Take every line where the string "faucet" appears and copy it.

=== Data rows ===

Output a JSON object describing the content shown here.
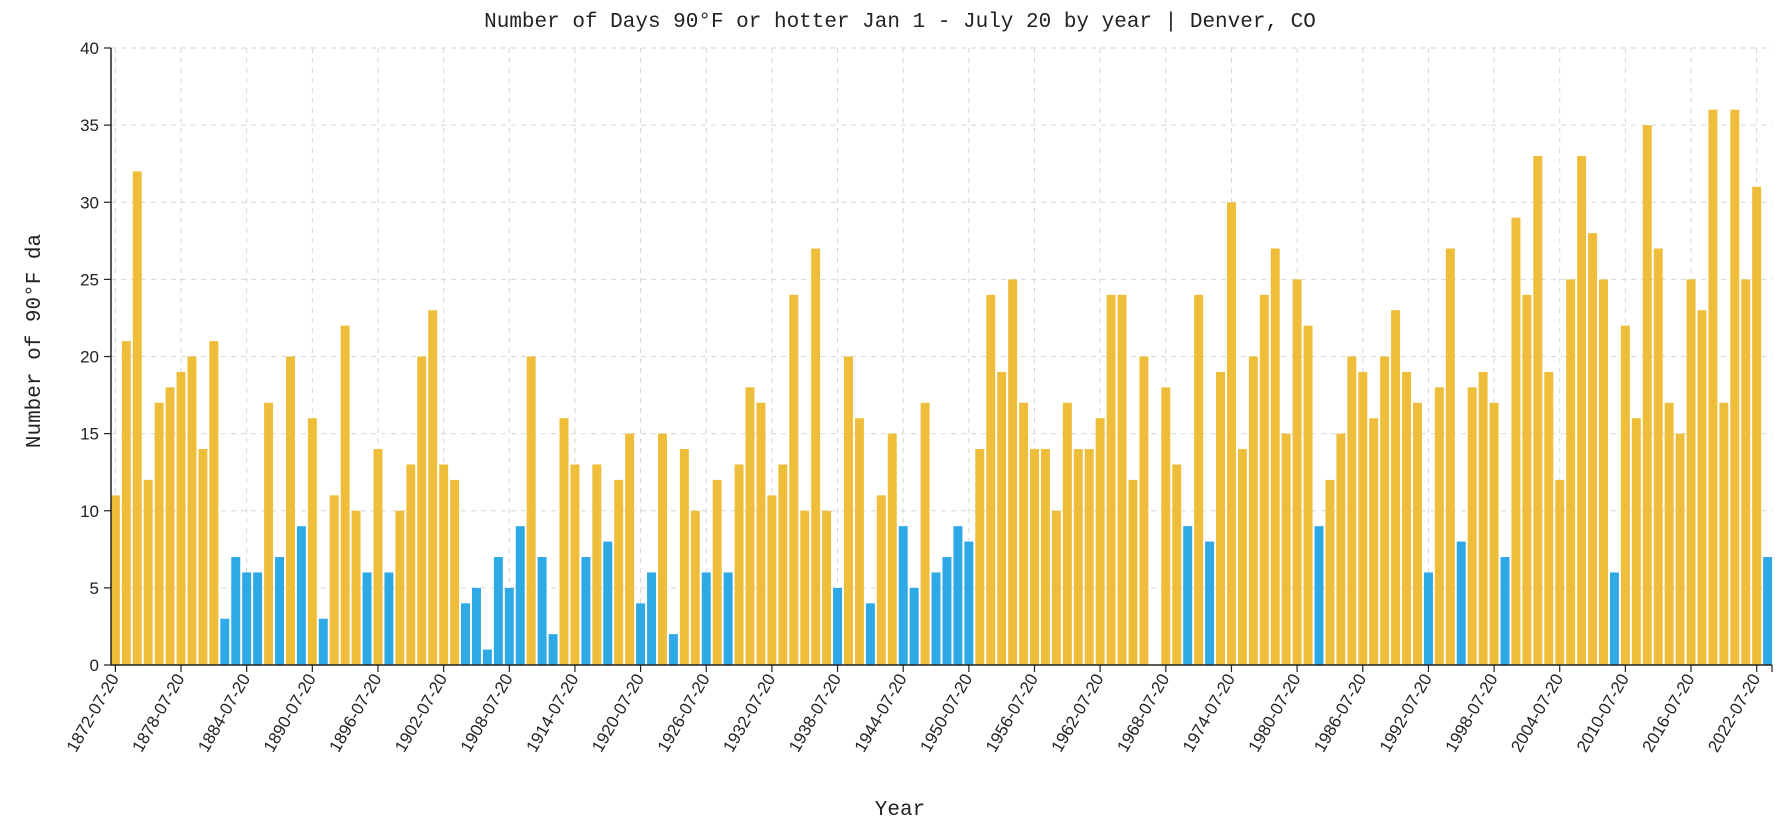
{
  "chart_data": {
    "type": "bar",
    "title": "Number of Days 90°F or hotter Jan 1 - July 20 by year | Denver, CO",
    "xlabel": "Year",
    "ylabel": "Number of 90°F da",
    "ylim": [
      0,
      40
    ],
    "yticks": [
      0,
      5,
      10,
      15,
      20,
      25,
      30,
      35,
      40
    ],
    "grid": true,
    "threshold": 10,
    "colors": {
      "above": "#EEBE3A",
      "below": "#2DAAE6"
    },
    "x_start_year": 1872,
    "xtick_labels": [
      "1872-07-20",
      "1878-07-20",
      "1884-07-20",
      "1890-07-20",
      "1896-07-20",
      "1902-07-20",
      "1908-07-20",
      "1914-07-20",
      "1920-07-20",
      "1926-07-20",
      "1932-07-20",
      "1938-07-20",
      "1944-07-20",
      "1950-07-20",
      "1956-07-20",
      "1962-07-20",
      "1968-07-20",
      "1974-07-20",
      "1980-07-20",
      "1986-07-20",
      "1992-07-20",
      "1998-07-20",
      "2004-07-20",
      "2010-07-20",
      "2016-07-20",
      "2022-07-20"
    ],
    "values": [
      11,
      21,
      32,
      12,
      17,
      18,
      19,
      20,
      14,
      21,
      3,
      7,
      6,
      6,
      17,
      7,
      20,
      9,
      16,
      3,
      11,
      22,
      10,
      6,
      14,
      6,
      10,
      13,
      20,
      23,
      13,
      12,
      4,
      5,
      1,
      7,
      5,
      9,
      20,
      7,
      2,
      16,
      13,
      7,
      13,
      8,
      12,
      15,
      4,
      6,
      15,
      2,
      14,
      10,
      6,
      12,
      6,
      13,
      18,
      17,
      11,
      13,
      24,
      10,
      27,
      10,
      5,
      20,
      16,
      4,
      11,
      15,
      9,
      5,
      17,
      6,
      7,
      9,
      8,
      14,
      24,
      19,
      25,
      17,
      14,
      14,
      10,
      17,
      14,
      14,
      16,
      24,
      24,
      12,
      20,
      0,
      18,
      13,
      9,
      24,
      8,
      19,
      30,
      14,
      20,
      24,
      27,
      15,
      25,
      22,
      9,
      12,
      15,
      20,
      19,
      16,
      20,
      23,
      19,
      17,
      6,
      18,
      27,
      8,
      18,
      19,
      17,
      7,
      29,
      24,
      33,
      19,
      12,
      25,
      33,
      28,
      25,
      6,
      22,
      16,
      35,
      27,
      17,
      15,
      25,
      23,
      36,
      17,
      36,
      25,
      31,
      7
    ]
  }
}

===
=== Data rows ===

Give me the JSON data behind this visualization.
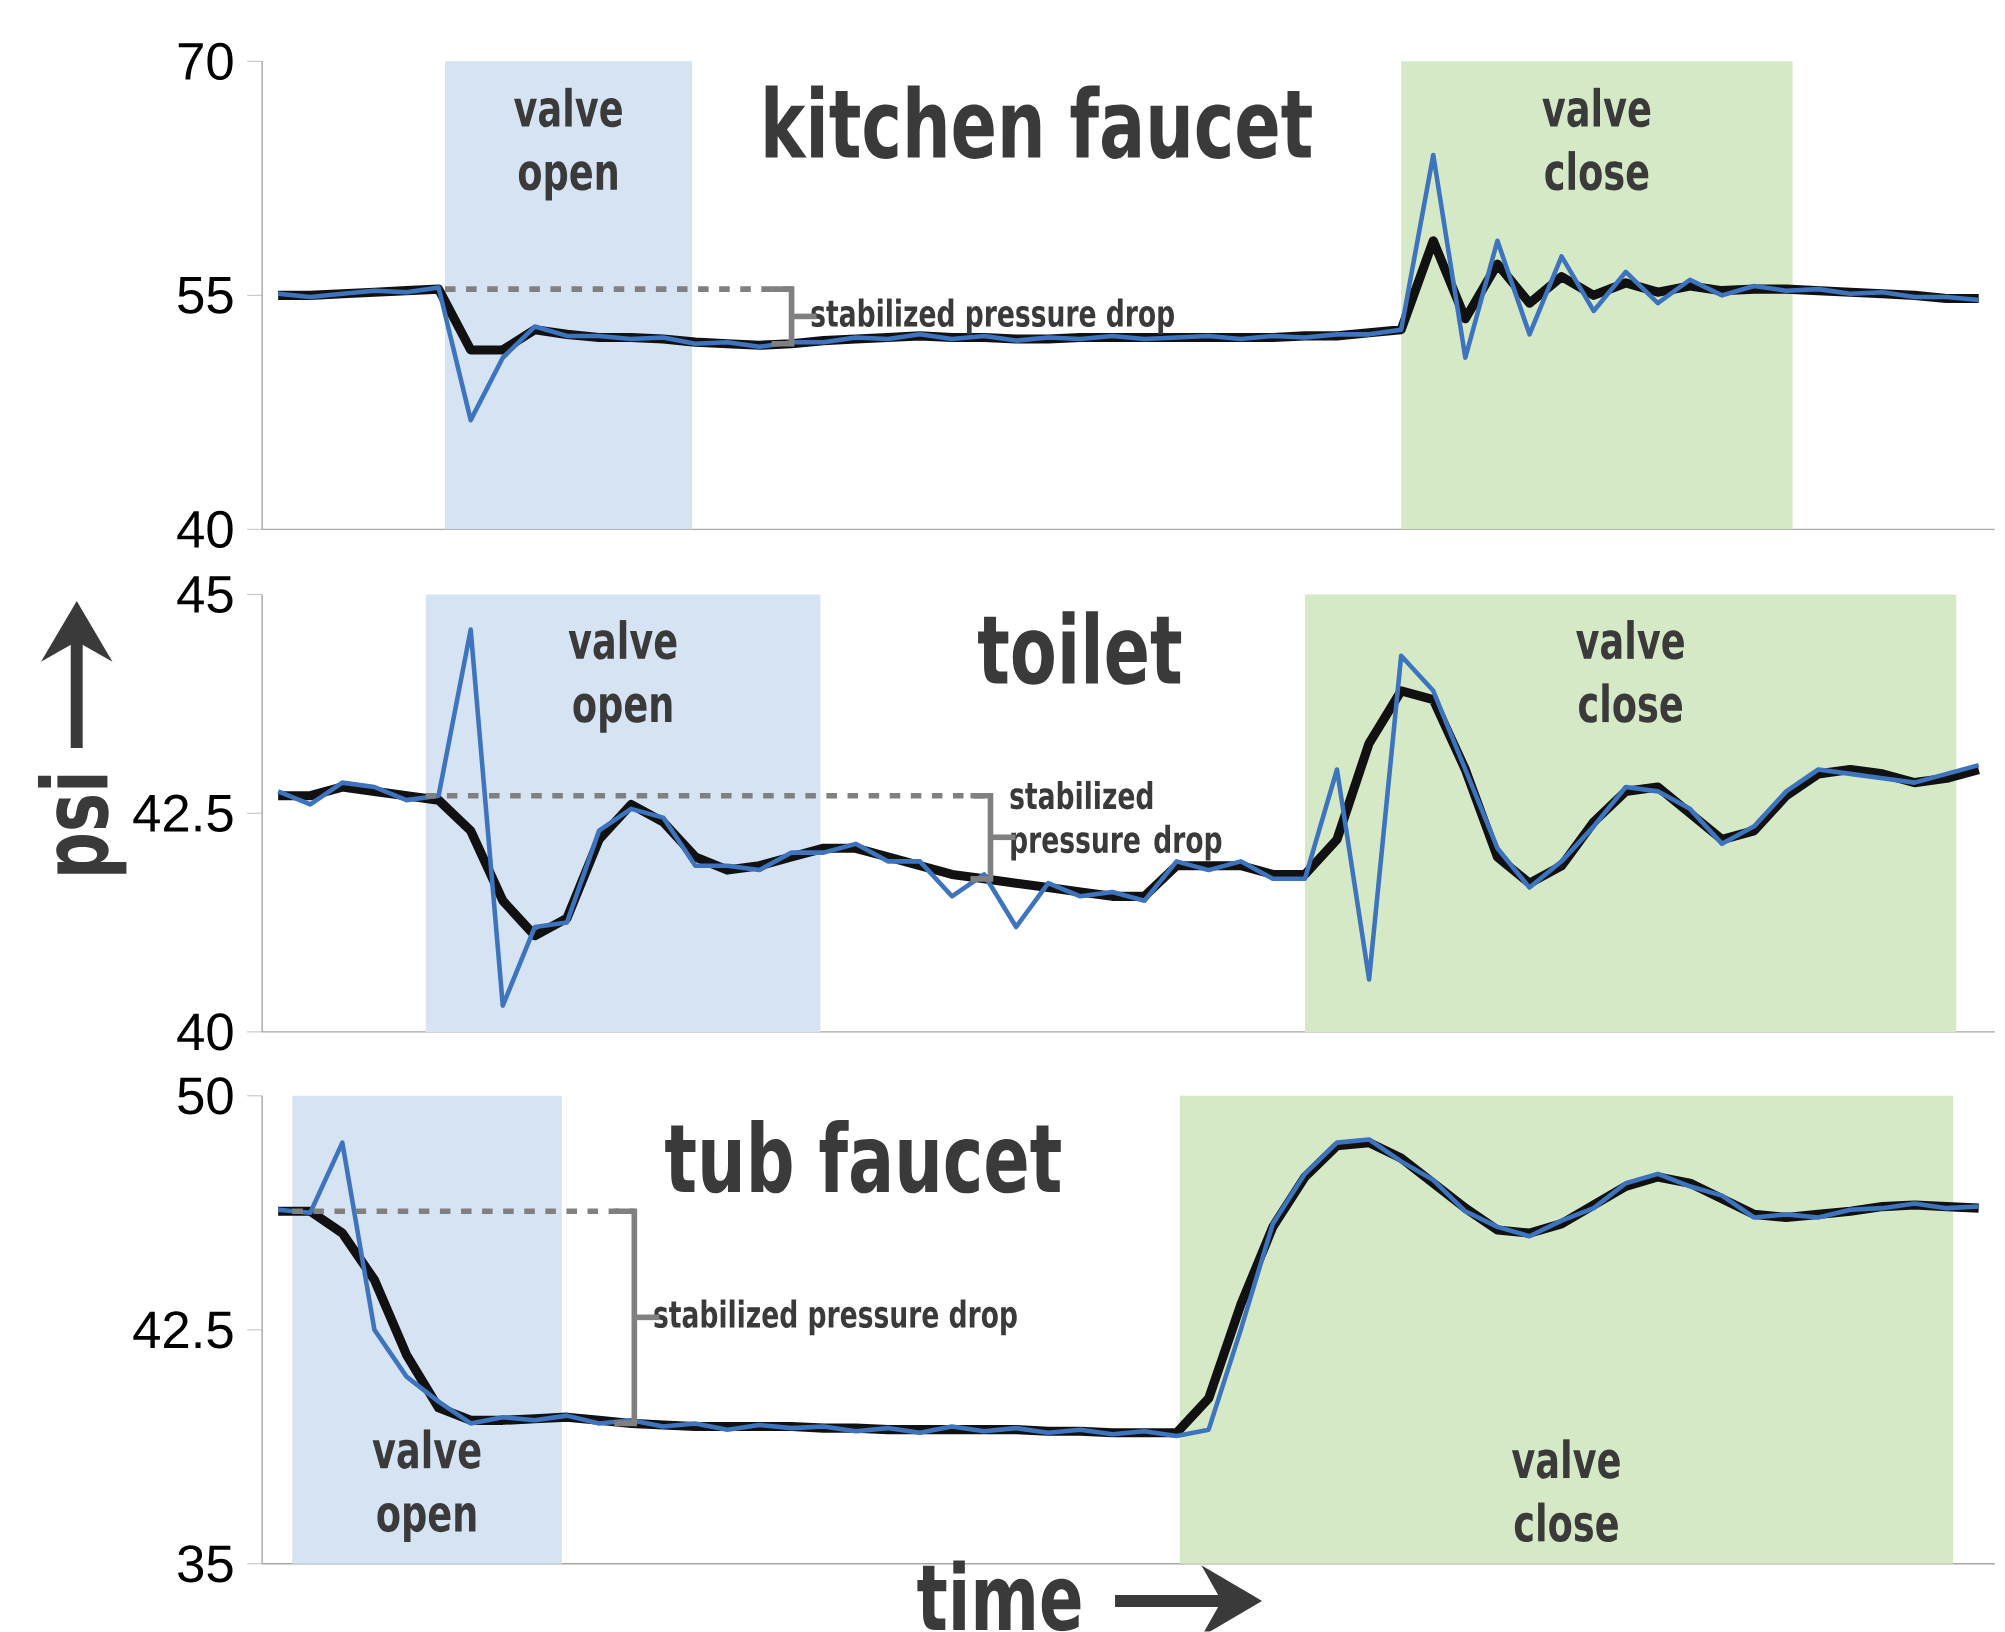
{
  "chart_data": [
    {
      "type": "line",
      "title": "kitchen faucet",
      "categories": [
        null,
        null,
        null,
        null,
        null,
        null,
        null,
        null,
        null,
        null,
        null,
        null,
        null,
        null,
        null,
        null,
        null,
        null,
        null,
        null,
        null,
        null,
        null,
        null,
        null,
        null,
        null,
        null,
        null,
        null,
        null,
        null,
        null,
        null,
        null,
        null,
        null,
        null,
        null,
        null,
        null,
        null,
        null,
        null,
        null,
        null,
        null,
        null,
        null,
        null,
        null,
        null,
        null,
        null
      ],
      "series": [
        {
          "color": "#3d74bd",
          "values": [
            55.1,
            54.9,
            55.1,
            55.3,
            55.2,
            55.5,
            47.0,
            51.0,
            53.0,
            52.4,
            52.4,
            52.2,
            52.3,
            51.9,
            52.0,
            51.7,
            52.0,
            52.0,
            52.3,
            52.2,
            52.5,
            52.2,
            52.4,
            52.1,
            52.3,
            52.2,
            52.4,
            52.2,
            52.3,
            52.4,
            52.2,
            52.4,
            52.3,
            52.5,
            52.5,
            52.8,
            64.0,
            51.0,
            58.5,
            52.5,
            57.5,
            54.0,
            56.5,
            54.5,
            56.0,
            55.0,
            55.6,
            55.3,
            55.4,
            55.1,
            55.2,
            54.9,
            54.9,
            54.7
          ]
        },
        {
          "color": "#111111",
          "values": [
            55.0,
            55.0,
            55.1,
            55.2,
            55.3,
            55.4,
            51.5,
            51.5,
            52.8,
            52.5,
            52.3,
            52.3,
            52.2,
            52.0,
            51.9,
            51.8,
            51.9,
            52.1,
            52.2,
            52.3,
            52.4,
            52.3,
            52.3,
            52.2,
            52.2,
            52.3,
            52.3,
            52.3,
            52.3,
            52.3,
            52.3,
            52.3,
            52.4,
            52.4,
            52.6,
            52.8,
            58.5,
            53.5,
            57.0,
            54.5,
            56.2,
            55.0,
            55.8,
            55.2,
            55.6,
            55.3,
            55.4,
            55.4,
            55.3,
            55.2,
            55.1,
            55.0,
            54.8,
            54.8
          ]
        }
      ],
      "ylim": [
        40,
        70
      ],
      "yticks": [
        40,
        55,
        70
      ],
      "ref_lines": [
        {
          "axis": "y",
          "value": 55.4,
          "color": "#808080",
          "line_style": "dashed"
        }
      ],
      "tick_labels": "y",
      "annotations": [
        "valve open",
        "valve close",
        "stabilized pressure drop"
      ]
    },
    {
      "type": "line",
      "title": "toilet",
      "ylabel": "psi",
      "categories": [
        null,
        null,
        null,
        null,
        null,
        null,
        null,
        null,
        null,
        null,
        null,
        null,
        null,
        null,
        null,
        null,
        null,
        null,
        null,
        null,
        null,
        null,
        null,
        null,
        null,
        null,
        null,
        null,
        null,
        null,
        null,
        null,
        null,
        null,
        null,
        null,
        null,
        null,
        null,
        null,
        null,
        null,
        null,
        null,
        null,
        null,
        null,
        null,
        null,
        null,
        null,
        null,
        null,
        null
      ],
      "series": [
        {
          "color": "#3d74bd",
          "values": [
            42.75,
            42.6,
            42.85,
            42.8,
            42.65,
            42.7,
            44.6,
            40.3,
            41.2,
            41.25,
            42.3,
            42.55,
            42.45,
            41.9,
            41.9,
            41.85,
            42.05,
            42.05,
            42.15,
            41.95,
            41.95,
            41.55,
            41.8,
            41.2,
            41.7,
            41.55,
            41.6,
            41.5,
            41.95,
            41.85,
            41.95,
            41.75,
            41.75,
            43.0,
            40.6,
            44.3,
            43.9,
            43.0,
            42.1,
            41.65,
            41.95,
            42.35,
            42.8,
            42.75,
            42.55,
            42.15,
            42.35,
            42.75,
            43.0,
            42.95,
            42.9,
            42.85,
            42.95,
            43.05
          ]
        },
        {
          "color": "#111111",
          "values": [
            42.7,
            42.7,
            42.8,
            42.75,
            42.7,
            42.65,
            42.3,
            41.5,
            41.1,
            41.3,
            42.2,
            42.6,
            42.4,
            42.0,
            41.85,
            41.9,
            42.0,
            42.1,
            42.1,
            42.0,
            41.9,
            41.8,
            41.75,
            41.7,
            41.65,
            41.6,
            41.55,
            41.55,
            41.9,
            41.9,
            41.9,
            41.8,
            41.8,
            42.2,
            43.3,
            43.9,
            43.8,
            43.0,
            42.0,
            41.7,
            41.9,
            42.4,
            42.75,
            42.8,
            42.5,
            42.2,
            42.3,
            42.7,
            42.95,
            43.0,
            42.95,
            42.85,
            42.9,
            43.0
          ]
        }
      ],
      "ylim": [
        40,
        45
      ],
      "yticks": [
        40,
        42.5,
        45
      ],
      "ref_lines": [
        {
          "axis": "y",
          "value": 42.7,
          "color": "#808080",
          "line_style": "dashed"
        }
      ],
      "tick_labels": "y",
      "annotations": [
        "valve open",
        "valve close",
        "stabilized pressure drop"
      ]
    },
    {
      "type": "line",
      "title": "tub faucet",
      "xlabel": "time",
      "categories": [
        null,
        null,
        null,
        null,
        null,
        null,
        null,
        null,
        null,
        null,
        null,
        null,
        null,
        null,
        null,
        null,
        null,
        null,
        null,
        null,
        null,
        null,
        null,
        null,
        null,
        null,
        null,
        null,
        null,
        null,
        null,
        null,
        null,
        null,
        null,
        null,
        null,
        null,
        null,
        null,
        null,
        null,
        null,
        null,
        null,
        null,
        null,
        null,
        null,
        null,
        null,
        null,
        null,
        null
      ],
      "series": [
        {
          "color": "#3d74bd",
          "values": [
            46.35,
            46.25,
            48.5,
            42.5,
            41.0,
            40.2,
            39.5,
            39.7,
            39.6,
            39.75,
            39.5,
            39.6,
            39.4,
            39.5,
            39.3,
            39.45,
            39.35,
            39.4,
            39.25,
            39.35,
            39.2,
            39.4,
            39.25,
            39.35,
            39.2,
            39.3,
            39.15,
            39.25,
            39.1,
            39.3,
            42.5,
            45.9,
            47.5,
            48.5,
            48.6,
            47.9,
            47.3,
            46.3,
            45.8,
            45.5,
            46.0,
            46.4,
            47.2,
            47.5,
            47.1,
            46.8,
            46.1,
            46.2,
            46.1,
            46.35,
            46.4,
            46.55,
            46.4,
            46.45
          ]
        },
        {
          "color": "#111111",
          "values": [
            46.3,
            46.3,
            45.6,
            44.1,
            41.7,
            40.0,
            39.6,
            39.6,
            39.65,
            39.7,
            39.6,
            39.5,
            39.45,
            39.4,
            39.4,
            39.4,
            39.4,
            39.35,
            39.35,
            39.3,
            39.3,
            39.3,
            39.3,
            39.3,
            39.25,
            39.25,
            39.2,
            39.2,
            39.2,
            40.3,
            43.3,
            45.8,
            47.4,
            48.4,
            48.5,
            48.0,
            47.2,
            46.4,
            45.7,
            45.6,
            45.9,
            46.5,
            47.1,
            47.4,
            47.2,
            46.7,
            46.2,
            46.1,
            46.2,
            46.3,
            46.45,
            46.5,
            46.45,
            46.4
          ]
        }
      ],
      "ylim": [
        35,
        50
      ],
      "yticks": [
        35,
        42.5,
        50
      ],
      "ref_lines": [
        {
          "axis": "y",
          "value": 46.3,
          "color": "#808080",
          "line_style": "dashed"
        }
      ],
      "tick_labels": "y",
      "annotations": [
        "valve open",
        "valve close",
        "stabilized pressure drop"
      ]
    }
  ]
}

===

Exercise answer:
      "title": "kitchen faucet",
      "title": "tub faucet",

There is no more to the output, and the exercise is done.